→ EXTRAIT DU TEXTE

Depuis le début des années 2000, l'Internet, la téléphonie mobile et
l'apparition des lecteurs mp3 bouleversent l'univers de la musique avec comme
effet visible, des modes de distribution de la musique qui changent
: on passe d'un support matériel à immatériel d'où un changement de
valeurs et de symbolique importants de ce type de création artistique dans
notre esprit associé à la consommation même de l'oeuvre sonore
construite.
Les modèles économiques des major companies du disque stabilisés depuis la fin
de la Seconde Guerre Mondiale ne sont plus pertinents et rentables. Production,
composition, édition, fabrication, distribution, promotion et
répartition des Droits sont aujourd'hui remis en cause.

→ DONNÉES DE L'EXERCICE

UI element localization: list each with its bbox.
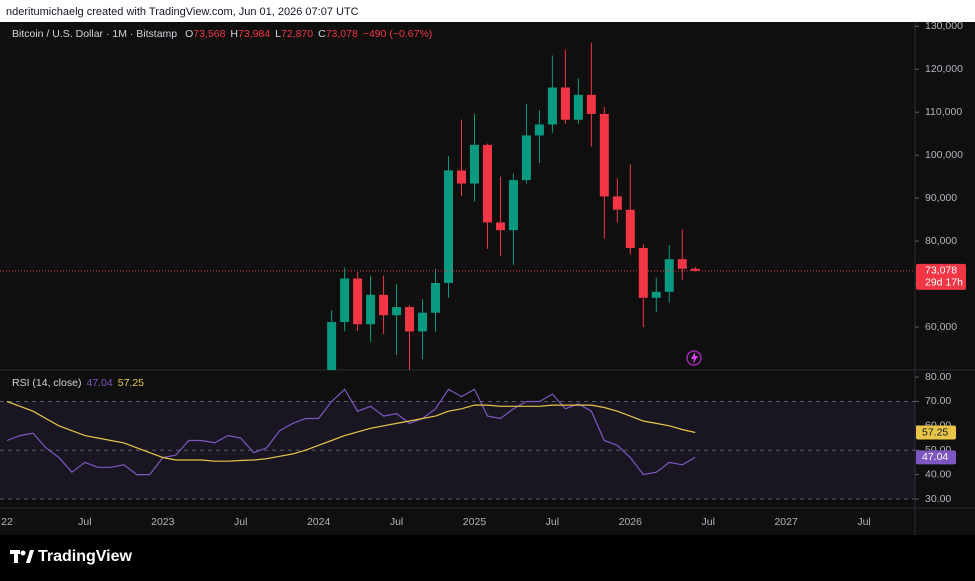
legend-key: C xyxy=(318,28,326,40)
candles xyxy=(327,42,700,370)
x-tick-label: Jul xyxy=(78,516,91,528)
rsi-legend: RSI (14, close) 47.04 57.25 xyxy=(12,377,144,389)
x-tick-label: 2024 xyxy=(307,516,331,528)
x-tick-label: Jul xyxy=(234,516,247,528)
x-tick-label: Jul xyxy=(857,516,870,528)
legend-value: 73,568 xyxy=(193,28,225,40)
legend-value: 57.25 xyxy=(118,377,144,389)
candle-body xyxy=(560,87,570,120)
candle-body xyxy=(508,180,518,231)
candle-body xyxy=(379,294,389,316)
rsi-line xyxy=(6,400,696,462)
header-bar xyxy=(0,0,975,22)
candle-body xyxy=(599,113,609,197)
candle-body xyxy=(586,94,596,114)
candle-body xyxy=(677,259,687,269)
candle-body xyxy=(353,278,363,325)
price-legend: Bitcoin / U.S. Dollar · 1M · Bitstamp O73… xyxy=(12,28,432,40)
candle-body xyxy=(340,278,350,323)
legend-change: −490 (−0.67%) xyxy=(363,28,432,40)
y-tick-label: 120,000 xyxy=(925,63,963,75)
candle-body xyxy=(469,144,479,184)
x-tick-label: 2026 xyxy=(619,516,643,528)
candle-body xyxy=(431,283,441,313)
alert-icon xyxy=(686,350,702,366)
header-text: nderitumichaelg created with TradingView… xyxy=(6,6,359,18)
chart-background xyxy=(0,22,975,535)
candle-body xyxy=(366,294,376,325)
y-tick-label: 80,000 xyxy=(925,235,957,247)
x-tick-label: Jul xyxy=(702,516,715,528)
x-tick-label: 22 xyxy=(1,516,13,528)
candle-body xyxy=(482,144,492,223)
legend-value: 47.04 xyxy=(86,377,112,389)
legend-value: 72,870 xyxy=(281,28,313,40)
y-tick-label: 70.00 xyxy=(925,395,951,407)
candle-body xyxy=(495,222,505,231)
candle-body xyxy=(547,87,557,125)
candle-body xyxy=(625,209,635,248)
value-tag xyxy=(916,450,956,465)
x-tick-label: Jul xyxy=(546,516,559,528)
value-tag-label: 57.25 xyxy=(922,426,948,438)
last-price-tag xyxy=(916,263,966,290)
candle-body xyxy=(456,170,466,184)
value-tag xyxy=(916,425,956,440)
candle-body xyxy=(327,322,337,370)
legend-key: O xyxy=(185,28,193,40)
y-tick-label: 90,000 xyxy=(925,192,957,204)
last-price-label: 73,078 xyxy=(925,265,957,277)
x-tick-label: 2025 xyxy=(463,516,487,528)
legend-value: 73,984 xyxy=(238,28,270,40)
legend-key: H xyxy=(230,28,238,40)
legend-title: RSI (14, close) xyxy=(12,377,81,389)
legend-title: Bitcoin / U.S. Dollar · 1M · Bitstamp xyxy=(12,28,177,40)
y-tick-label: 100,000 xyxy=(925,149,963,161)
x-tick-label: Jul xyxy=(390,516,403,528)
candle-body xyxy=(664,259,674,292)
x-tick-label: 2027 xyxy=(774,516,798,528)
legend-key: L xyxy=(275,28,281,40)
candle-body xyxy=(444,170,454,283)
candle-body xyxy=(651,291,661,298)
y-tick-label: 80.00 xyxy=(925,371,951,383)
candle-body xyxy=(392,307,402,316)
logo-icon xyxy=(10,550,34,563)
candle-body xyxy=(405,307,415,332)
candle-body xyxy=(418,312,428,332)
candle-body xyxy=(534,124,544,136)
candle-body xyxy=(521,135,531,181)
logo-text: TradingView xyxy=(38,548,133,565)
candle-body xyxy=(638,247,648,298)
y-tick-label: 130,000 xyxy=(925,20,963,32)
footer-bar xyxy=(0,535,975,581)
candle-body xyxy=(573,94,583,120)
legend-value: 73,078 xyxy=(326,28,358,40)
y-tick-label: 30.00 xyxy=(925,493,951,505)
candle-body xyxy=(690,268,700,271)
candle-body xyxy=(612,196,622,210)
y-tick-label: 110,000 xyxy=(925,106,962,118)
x-tick-label: 2023 xyxy=(151,516,175,528)
value-tag-label: 47.04 xyxy=(922,451,948,463)
countdown-label: 29d 17h xyxy=(925,277,963,289)
y-tick-label: 40.00 xyxy=(925,468,951,480)
y-tick-label: 60,000 xyxy=(925,321,957,333)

→ CONSIGNES
A - Énumérez toutes les activités que l'extrait sur l'univers de la musique présente comme remises en cause aujourd'hui.
B - Recopiez à l'identique, dans les enregistrements, les lignes allant de celle qui contient « legend-key: C xyxy=(318,28,326,40) » jusqu'à celle qui contient « candle-body xyxy=(560,87,570,120) », ces deux lignes comprises.

→ CORRIGÉ
A - Production, composition, édition, fabrication, distribution, promotion et répartition des Droits.

B -
legend-key: C xyxy=(318,28,326,40)
candles xyxy=(327,42,700,370)
x-tick-label: Jul xyxy=(78,516,91,528)
rsi-legend: RSI (14, close) 47.04 57.25 xyxy=(12,377,144,389)
x-tick-label: 2024 xyxy=(307,516,331,528)
x-tick-label: Jul xyxy=(234,516,247,528)
x-tick-label: Jul xyxy=(857,516,870,528)
legend-value: 73,568 xyxy=(193,28,225,40)
legend-value: 57.25 xyxy=(118,377,144,389)
candle-body xyxy=(560,87,570,120)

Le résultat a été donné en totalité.